Consegna:
Trascrivi fedelmente dall'articolo sul viaggio in OM verso Capo Nord il passo compreso tra "Folgorato sulla via…" e "secolo nelle… bielle.", estremi inclusi.

Brano da leggere:
Folgorato sulla via… della Foresta Nera. Si potrebbe sintetizzare così l’ispirazione per una “passeggiata” di oltre 10.mila chilometri con una macchina del 1929! Ma ce lo spiega meglio Gianni Morandi, colui che ha trasformato in realtà quella che poteva sembrare un’idea un po’ pazzerella.
Di Eugenio Mosca – Foto di Sevian Daupi
Che idea!
“L’anno scorso, tornando da Berlino dove avevo accompagnato mia figlia per studiare il tedesco – racconta il collezionista e driver toscano -, il navigatore mi dirottò verso le strade secondarie della Foresta Nera. Così, mentre armeggiavo per ritrovare la rotta, mi imbattei in un cartello che invitava a recarsi in moto a Capo Nord. La mia “traduzione” fu istantanea: io ci vado con la OM!” Che non è come dire, perché per quanto di bell’aspetto e brillante quando è in moto, stiamo comunque parlando di una “signora” che ha quasi un secolo nelle… bielle.

Dati mostrati:
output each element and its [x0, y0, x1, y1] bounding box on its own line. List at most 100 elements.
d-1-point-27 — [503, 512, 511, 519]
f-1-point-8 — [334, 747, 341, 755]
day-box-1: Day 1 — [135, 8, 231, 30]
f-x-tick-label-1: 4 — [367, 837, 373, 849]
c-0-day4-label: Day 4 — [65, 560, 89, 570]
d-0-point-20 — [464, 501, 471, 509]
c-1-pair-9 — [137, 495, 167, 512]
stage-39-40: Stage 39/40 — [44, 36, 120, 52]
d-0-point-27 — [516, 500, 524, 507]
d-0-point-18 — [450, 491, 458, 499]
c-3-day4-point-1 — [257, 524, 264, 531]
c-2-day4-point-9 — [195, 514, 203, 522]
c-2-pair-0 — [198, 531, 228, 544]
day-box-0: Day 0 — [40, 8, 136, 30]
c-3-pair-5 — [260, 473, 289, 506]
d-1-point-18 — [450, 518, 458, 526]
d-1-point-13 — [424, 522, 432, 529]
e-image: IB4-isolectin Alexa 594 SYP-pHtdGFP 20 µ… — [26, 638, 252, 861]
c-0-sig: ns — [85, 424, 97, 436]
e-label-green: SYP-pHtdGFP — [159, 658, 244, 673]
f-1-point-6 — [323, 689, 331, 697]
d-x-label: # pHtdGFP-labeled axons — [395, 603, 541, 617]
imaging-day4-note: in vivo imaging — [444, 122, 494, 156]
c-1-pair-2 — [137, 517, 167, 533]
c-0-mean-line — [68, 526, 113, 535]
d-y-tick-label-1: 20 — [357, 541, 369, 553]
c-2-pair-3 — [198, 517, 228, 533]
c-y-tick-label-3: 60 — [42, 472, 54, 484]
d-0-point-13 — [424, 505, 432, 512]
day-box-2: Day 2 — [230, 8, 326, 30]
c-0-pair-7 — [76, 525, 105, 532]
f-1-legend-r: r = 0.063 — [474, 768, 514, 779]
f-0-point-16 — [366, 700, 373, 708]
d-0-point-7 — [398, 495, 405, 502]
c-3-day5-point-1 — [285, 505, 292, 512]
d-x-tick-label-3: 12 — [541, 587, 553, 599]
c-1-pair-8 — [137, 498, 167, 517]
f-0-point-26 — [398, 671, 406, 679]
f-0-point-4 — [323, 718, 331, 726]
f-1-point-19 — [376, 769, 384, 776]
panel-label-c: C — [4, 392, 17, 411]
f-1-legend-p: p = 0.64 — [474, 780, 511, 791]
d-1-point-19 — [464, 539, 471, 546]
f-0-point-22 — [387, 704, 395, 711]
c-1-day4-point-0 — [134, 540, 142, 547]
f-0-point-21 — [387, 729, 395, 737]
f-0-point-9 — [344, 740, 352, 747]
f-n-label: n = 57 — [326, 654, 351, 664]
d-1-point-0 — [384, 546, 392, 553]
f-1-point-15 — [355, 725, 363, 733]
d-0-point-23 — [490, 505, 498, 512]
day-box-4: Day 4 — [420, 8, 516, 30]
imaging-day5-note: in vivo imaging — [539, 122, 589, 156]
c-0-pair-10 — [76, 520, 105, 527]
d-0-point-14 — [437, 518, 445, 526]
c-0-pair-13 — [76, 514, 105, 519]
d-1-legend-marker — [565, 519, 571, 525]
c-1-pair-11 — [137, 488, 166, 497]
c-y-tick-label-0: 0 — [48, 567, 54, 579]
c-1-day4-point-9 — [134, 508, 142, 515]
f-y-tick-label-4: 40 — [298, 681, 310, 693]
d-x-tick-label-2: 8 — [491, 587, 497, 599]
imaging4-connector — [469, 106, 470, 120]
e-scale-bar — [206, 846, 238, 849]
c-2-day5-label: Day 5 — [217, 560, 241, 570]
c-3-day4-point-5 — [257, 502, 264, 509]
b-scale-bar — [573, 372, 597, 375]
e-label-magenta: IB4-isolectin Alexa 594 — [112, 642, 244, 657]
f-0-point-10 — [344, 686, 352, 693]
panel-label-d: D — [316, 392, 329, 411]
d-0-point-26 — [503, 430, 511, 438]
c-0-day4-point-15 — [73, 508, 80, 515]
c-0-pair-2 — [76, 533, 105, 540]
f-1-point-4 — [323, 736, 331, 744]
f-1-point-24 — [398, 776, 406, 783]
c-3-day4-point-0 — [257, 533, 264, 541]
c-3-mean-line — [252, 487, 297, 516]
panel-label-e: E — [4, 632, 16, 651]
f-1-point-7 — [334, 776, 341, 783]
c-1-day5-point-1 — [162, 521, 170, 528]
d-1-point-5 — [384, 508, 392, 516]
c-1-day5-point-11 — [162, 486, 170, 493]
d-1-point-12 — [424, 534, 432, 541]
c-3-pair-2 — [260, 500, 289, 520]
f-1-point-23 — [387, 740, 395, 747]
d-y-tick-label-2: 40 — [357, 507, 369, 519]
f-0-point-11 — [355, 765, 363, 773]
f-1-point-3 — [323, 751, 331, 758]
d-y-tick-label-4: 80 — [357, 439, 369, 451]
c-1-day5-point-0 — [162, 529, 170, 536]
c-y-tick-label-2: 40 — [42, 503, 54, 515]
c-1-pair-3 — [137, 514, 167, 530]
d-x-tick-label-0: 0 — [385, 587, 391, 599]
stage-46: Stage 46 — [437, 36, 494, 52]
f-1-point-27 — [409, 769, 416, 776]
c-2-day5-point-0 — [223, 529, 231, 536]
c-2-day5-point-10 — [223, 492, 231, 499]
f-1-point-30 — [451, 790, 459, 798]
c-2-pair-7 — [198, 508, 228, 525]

Soluzione scritta:
Folgorato sulla via… della Foresta Nera. Si potrebbe sintetizzare così l’ispirazione per una “passeggiata” di oltre 10.mila chilometri con una macchina del 1929! Ma ce lo spiega meglio Gianni Morandi, colui che ha trasformato in realtà quella che poteva sembrare un’idea un po’ pazzerella.
Di Eugenio Mosca – Foto di Sevian Daupi
Che idea!
“L’anno scorso, tornando da Berlino dove avevo accompagnato mia figlia per studiare il tedesco – racconta il collezionista e driver toscano -, il navigatore mi dirottò verso le strade secondarie della Foresta Nera. Così, mentre armeggiavo per ritrovare la rotta, mi imbattei in un cartello che invitava a recarsi in moto a Capo Nord. La mia “traduzione” fu istantanea: io ci vado con la OM!” Che non è come dire, perché per quanto di bell’aspetto e brillante quando è in moto, stiamo comunque parlando di una “signora” che ha quasi un secolo nelle… bielle.